Short problem
Output every line exactly as written. Leave out pictures.

===== Source data

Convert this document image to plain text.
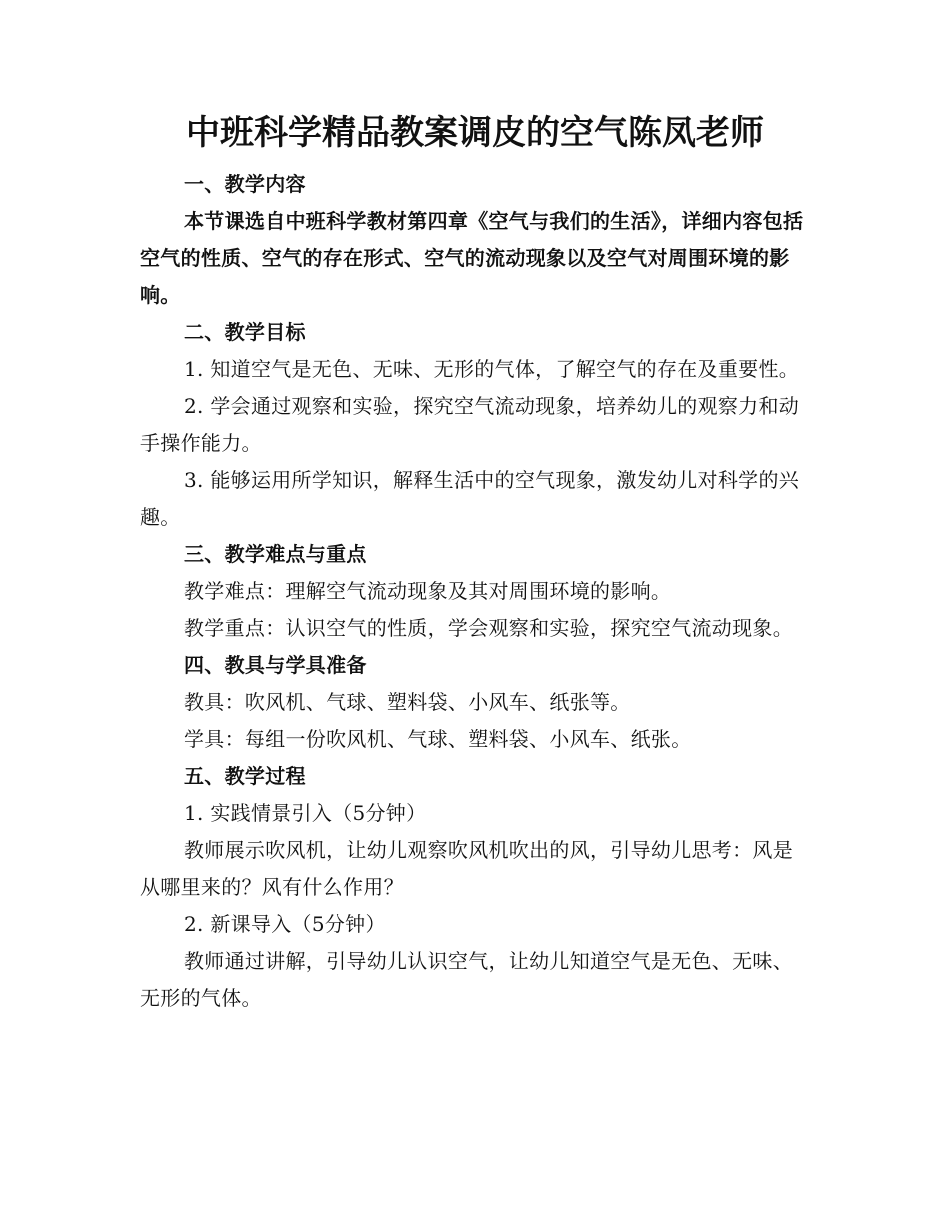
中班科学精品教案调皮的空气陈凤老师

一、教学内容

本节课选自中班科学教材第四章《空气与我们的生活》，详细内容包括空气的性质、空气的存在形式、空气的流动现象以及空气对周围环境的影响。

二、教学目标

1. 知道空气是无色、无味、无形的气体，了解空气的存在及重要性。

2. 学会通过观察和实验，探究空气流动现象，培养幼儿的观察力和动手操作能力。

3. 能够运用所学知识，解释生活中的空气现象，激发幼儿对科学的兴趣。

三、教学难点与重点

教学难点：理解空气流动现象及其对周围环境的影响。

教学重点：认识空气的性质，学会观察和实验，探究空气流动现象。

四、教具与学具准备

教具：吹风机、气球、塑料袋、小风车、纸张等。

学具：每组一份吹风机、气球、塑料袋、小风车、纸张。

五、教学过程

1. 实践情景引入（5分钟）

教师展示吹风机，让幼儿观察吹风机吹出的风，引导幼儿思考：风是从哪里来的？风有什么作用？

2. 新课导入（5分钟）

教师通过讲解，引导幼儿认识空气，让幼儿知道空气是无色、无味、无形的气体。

==========

Exercise response
Convert this document image to plain text.
中班科学精品教案调皮的空气陈凤老师

一、教学内容

本节课选自中班科学教材第四章《空气与我们的生活》，详细内容包括空气的性质、空气的存在形式、空气的流动现象以及空气对周围环境的影响。

二、教学目标

1. 知道空气是无色、无味、无形的气体，了解空气的存在及重要性。

2. 学会通过观察和实验，探究空气流动现象，培养幼儿的观察力和动手操作能力。

3. 能够运用所学知识，解释生活中的空气现象，激发幼儿对科学的兴趣。

三、教学难点与重点

教学难点：理解空气流动现象及其对周围环境的影响。

教学重点：认识空气的性质，学会观察和实验，探究空气流动现象。

四、教具与学具准备

教具：吹风机、气球、塑料袋、小风车、纸张等。

学具：每组一份吹风机、气球、塑料袋、小风车、纸张。

五、教学过程

1. 实践情景引入（5分钟）

教师展示吹风机，让幼儿观察吹风机吹出的风，引导幼儿思考：风是从哪里来的？风有什么作用？

2. 新课导入（5分钟）

教师通过讲解，引导幼儿认识空气，让幼儿知道空气是无色、无味、无形的气体。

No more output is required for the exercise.